• GOAL: Below are some entries. Copy each line that holds the string "基海扬帆".

Collected data entries:
====
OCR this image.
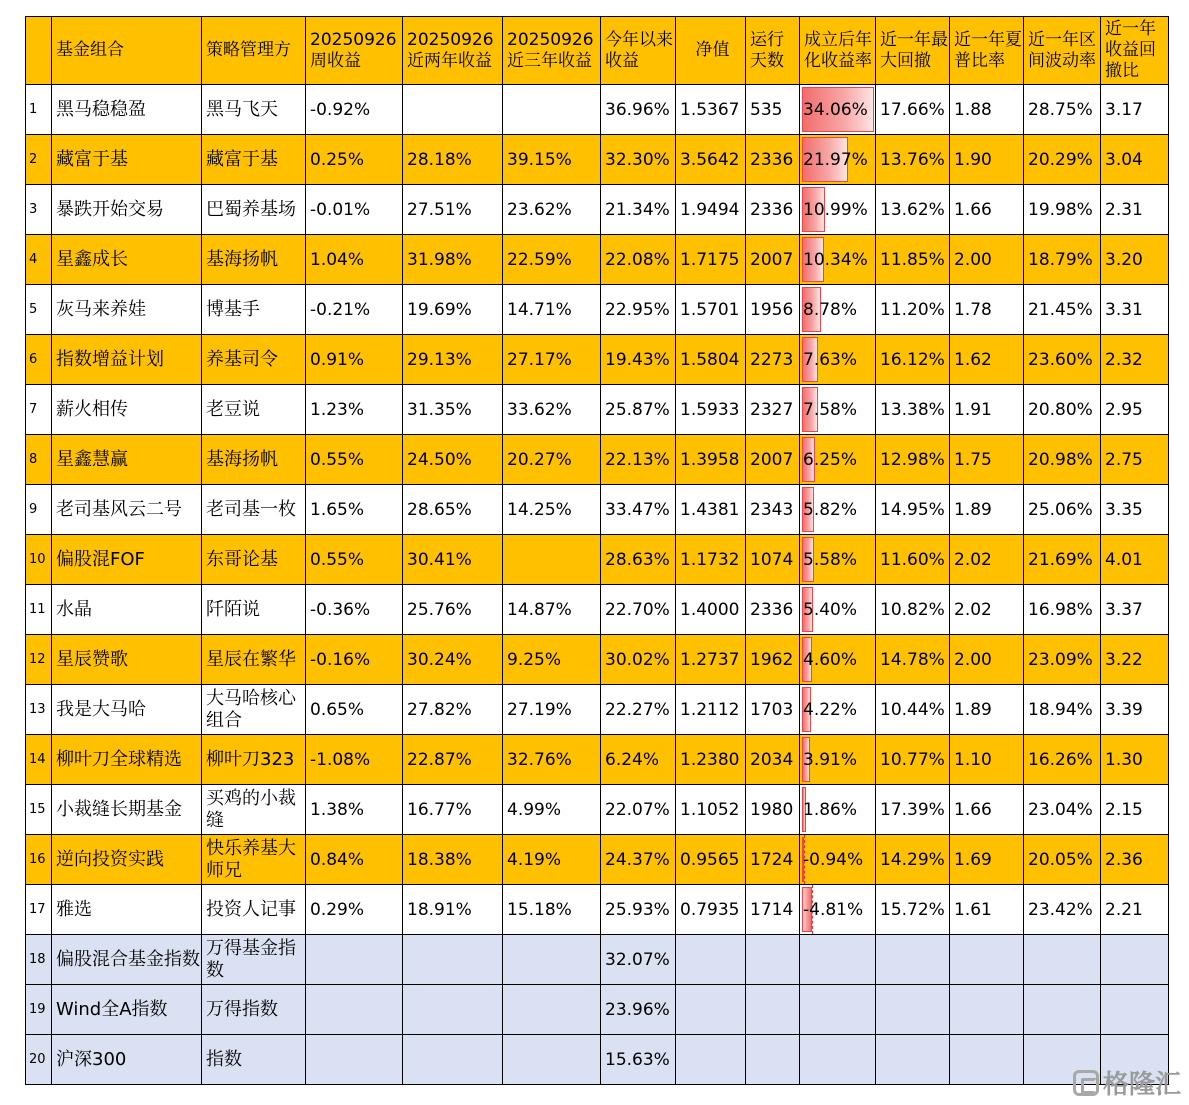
	基金组合	策略管理方	20250926 周收益	20250926 近两年收益	20250926 近三年收益	今年以来收益	净值	运行天数	成立后年化收益率	近一年最大回撤	近一年夏普比率	近一年区间波动率	近一年收益回撤比
1	黑马稳稳盈	黑马飞天	-0.92%			36.96%	1.5367	535	34.06%	17.66%	1.88	28.75%	3.17
2	藏富于基	藏富于基	0.25%	28.18%	39.15%	32.30%	3.5642	2336	21.97%	13.76%	1.90	20.29%	3.04
3	暴跌开始交易	巴蜀养基场	-0.01%	27.51%	23.62%	21.34%	1.9494	2336	10.99%	13.62%	1.66	19.98%	2.31
4	星鑫成长	基海扬帆	1.04%	31.98%	22.59%	22.08%	1.7175	2007	10.34%	11.85%	2.00	18.79%	3.20
5	灰马来养娃	博基手	-0.21%	19.69%	14.71%	22.95%	1.5701	1956	8.78%	11.20%	1.78	21.45%	3.31
6	指数增益计划	养基司令	0.91%	29.13%	27.17%	19.43%	1.5804	2273	7.63%	16.12%	1.62	23.60%	2.32
7	薪火相传	老豆说	1.23%	31.35%	33.62%	25.87%	1.5933	2327	7.58%	13.38%	1.91	20.80%	2.95
8	星鑫慧赢	基海扬帆	0.55%	24.50%	20.27%	22.13%	1.3958	2007	6.25%	12.98%	1.75	20.98%	2.75
9	老司基风云二号	老司基一枚	1.65%	28.65%	14.25%	33.47%	1.4381	2343	5.82%	14.95%	1.89	25.06%	3.35
10	偏股混FOF	东哥论基	0.55%	30.41%		28.63%	1.1732	1074	5.58%	11.60%	2.02	21.69%	4.01
11	水晶	阡陌说	-0.36%	25.76%	14.87%	22.70%	1.4000	2336	5.40%	10.82%	2.02	16.98%	3.37
12	星辰赞歌	星辰在繁华	-0.16%	30.24%	9.25%	30.02%	1.2737	1962	4.60%	14.78%	2.00	23.09%	3.22
13	我是大马哈	大马哈核心组合	0.65%	27.82%	27.19%	22.27%	1.2112	1703	4.22%	10.44%	1.89	18.94%	3.39
14	柳叶刀全球精选	柳叶刀323	-1.08%	22.87%	32.76%	6.24%	1.2380	2034	3.91%	10.77%	1.10	16.26%	1.30
15	小裁缝长期基金	买鸡的小裁缝	1.38%	16.77%	4.99%	22.07%	1.1052	1980	1.86%	17.39%	1.66	23.04%	2.15
16	逆向投资实践	快乐养基大师兄	0.84%	18.38%	4.19%	24.37%	0.9565	1724	-0.94%	14.29%	1.69	20.05%	2.36
17	雅选	投资人记事	0.29%	18.91%	15.18%	25.93%	0.7935	1714	-4.81%	15.72%	1.61	23.42%	2.21
18	偏股混合基金指数	万得基金指数				32.07%							
19	Wind全A指数	万得指数				23.96%							
20	沪深300	指数				15.63%							
格隆汇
====
• ANSWER TO THIS TASK:
4	星鑫成长	基海扬帆	1.04%	31.98%	22.59%	22.08%	1.7175	2007	10.34%	11.85%	2.00	18.79%	3.20
8	星鑫慧赢	基海扬帆	0.55%	24.50%	20.27%	22.13%	1.3958	2007	6.25%	12.98%	1.75	20.98%	2.75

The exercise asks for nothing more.